[Labeled region entries]
######
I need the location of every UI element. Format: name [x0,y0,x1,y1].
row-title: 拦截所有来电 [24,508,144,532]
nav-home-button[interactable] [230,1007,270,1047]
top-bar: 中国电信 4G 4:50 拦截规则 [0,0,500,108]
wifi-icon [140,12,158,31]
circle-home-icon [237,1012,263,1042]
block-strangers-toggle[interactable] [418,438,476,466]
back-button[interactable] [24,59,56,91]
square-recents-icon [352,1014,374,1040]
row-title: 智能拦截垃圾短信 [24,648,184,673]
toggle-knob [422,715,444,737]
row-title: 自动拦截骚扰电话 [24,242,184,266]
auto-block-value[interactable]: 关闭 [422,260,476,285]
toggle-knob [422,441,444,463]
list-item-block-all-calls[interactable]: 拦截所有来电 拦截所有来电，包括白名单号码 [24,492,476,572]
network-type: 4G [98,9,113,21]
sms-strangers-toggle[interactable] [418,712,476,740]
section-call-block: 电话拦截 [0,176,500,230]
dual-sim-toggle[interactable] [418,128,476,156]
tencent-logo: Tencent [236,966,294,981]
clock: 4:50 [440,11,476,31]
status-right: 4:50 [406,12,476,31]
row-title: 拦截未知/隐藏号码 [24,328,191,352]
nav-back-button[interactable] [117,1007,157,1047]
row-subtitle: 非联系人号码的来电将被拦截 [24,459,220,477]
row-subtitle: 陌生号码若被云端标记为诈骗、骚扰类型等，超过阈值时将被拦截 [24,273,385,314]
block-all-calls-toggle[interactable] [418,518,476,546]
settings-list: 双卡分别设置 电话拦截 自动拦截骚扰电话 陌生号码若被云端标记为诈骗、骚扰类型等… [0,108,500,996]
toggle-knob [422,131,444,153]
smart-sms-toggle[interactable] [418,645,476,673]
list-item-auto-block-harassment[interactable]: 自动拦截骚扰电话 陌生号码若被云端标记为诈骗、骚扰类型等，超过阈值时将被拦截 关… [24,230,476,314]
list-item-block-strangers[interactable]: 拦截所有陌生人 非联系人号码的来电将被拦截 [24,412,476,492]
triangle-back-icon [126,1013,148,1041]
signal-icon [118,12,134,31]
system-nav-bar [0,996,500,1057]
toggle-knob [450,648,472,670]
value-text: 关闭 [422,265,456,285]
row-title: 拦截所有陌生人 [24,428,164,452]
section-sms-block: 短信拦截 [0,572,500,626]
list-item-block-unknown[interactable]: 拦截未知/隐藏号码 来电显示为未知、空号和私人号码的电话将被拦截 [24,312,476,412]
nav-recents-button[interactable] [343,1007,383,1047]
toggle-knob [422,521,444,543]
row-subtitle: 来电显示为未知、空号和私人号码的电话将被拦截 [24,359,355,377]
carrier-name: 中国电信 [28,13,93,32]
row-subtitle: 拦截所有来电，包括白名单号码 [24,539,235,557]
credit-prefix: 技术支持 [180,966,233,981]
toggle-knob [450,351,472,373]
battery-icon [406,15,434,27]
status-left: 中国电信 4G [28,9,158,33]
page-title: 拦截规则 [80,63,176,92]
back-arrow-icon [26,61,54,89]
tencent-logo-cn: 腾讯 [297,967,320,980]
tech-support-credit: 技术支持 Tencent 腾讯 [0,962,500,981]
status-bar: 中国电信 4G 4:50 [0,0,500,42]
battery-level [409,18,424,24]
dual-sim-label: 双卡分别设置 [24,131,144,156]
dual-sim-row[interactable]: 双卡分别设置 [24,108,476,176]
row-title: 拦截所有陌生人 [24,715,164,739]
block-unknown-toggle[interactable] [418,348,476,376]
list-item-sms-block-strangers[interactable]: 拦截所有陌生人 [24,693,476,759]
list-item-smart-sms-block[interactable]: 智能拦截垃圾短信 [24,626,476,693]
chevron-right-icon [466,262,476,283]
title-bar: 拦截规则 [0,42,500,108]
######
» **Exercise directions**
Collect every line of the records above that contains the string "隐藏号码", and copy each one in full.

» **Task solution**
row-title: 拦截未知/隐藏号码 [24,328,191,352]
list-item-block-unknown[interactable]: 拦截未知/隐藏号码 来电显示为未知、空号和私人号码的电话将被拦截 [24,312,476,412]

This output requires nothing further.